- **Problem to work on**: List each line of the data that holds the word "title".

- **Supplied entries**:
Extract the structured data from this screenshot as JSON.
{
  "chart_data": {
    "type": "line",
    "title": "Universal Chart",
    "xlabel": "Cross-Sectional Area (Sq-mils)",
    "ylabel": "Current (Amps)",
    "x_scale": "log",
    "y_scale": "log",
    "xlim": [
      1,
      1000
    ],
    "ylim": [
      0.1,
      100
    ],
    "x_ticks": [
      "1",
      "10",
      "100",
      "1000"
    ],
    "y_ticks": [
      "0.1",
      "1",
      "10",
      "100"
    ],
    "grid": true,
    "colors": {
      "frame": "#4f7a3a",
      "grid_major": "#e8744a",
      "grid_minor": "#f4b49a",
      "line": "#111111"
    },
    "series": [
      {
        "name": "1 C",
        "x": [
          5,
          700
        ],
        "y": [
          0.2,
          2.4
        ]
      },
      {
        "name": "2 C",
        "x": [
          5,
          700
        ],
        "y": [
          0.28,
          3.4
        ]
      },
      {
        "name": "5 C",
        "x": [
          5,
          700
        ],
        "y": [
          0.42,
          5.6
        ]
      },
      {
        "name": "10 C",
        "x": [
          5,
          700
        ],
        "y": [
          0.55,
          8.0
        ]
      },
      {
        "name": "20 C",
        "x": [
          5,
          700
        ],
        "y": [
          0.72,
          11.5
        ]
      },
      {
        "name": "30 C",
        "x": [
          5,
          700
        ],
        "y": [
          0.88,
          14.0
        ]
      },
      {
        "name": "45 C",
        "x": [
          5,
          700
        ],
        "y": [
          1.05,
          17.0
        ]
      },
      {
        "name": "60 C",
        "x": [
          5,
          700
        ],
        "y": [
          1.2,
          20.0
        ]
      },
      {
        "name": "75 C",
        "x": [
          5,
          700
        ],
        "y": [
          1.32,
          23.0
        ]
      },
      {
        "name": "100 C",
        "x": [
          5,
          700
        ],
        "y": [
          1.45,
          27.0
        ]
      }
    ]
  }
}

---

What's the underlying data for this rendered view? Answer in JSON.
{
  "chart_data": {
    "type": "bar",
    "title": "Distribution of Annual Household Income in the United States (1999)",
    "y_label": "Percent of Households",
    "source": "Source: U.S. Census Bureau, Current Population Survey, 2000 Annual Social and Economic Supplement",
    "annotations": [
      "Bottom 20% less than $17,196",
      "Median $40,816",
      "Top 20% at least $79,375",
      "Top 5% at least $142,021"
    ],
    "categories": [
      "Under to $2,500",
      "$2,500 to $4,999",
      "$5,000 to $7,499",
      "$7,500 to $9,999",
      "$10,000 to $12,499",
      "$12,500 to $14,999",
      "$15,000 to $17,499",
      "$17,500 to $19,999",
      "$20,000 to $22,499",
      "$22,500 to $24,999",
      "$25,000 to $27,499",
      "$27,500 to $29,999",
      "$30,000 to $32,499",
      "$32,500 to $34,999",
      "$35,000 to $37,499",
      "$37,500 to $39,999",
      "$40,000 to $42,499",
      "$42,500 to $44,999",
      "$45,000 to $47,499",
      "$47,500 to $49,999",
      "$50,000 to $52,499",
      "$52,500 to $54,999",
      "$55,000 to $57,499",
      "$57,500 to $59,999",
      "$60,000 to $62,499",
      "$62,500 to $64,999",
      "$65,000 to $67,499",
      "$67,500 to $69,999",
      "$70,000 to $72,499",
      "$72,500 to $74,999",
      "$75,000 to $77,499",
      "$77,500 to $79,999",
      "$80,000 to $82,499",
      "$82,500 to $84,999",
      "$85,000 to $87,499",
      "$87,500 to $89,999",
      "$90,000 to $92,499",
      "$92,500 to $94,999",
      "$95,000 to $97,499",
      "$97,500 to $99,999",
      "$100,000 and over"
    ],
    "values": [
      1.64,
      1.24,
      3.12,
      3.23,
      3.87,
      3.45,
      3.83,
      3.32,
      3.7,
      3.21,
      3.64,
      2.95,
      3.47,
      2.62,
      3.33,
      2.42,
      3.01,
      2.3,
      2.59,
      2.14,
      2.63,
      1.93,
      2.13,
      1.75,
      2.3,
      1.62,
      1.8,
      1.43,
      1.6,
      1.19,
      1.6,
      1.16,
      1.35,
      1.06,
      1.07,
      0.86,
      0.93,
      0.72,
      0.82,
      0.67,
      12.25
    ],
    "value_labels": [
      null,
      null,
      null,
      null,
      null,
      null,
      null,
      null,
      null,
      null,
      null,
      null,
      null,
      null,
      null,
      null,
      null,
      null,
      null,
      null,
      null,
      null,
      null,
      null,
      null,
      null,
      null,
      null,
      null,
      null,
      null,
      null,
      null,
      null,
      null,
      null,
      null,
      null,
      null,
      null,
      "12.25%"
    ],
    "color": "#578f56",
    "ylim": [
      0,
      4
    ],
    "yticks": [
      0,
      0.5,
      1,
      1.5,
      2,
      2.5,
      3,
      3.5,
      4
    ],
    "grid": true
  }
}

---

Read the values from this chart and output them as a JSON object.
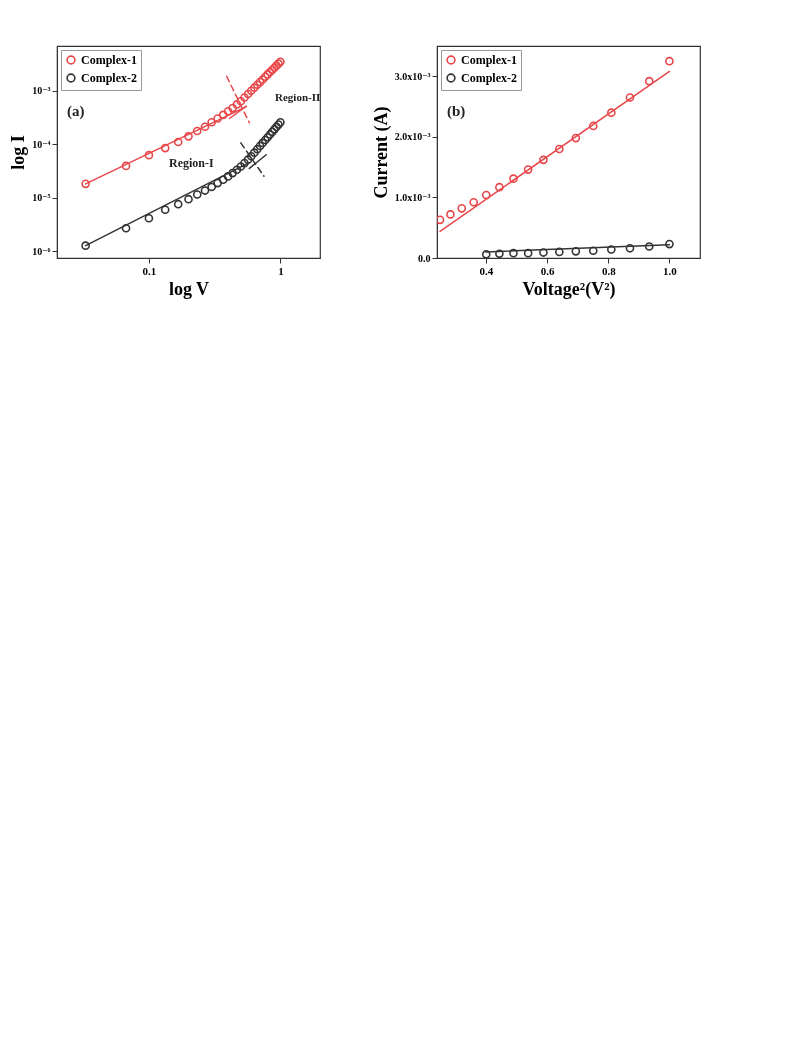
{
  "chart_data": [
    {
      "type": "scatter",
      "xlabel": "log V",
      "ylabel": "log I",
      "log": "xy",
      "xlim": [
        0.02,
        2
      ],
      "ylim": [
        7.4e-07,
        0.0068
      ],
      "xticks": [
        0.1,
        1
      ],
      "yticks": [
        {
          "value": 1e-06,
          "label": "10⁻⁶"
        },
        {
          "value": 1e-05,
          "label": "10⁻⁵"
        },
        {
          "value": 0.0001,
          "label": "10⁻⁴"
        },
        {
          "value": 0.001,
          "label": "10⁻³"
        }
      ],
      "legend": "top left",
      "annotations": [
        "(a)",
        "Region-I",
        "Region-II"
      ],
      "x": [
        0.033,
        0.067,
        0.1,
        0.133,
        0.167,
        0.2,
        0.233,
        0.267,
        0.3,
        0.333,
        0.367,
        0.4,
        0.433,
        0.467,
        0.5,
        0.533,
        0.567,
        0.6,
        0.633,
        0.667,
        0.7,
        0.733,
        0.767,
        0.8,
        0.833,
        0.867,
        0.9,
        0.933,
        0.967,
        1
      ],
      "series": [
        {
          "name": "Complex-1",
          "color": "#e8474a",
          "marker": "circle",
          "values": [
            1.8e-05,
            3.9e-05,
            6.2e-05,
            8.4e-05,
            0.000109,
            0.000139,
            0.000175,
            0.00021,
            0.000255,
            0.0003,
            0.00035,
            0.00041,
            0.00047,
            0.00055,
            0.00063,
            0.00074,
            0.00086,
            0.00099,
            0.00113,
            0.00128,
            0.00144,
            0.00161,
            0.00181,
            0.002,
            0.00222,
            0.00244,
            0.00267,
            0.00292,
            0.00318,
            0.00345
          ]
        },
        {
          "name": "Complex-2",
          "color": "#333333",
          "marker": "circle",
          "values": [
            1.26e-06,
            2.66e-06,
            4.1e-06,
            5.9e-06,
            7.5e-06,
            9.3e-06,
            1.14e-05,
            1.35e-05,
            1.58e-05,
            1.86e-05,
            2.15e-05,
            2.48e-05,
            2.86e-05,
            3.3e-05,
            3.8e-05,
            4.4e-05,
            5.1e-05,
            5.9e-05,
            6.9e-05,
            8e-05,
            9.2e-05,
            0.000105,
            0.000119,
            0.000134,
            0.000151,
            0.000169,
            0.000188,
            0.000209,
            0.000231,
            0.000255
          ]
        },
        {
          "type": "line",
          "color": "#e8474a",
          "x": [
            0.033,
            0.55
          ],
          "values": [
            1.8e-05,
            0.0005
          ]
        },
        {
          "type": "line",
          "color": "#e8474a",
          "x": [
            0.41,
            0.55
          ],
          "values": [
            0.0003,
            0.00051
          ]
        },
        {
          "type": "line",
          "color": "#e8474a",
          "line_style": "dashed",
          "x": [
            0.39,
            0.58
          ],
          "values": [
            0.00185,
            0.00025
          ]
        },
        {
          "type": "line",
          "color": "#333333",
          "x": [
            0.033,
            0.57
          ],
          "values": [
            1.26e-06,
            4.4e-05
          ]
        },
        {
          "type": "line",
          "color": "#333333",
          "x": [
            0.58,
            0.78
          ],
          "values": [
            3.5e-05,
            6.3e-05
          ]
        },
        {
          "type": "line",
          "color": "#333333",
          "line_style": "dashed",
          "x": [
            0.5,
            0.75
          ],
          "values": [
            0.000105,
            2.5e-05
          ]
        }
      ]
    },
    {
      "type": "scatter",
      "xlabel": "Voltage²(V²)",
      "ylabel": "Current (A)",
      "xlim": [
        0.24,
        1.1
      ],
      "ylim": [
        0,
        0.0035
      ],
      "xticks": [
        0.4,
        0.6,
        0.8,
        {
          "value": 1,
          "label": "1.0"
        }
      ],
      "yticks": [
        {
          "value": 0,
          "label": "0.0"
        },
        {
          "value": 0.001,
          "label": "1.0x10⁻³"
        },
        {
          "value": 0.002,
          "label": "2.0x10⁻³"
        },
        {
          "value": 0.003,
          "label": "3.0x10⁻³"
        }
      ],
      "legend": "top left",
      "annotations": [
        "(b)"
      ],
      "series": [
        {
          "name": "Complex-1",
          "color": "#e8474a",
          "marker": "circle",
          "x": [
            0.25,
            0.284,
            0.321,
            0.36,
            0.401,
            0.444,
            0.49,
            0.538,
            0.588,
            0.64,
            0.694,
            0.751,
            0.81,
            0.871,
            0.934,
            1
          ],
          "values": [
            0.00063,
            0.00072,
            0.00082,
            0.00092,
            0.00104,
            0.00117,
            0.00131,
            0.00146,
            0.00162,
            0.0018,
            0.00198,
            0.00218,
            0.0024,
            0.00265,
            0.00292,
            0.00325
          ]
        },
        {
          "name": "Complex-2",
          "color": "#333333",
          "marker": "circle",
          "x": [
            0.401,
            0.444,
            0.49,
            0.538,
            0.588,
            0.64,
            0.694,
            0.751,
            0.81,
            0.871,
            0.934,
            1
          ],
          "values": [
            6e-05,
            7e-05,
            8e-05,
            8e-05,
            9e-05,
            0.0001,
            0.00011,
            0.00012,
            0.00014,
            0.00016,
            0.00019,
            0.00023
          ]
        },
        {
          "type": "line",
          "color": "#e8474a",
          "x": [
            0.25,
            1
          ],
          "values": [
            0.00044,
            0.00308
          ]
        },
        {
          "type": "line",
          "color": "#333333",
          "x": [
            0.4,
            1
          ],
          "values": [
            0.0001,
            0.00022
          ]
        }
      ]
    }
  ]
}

- **Full solution**:
    "title": "Universal Chart",
    "title": "Distribution of Annual Household Income in the United States (1999)",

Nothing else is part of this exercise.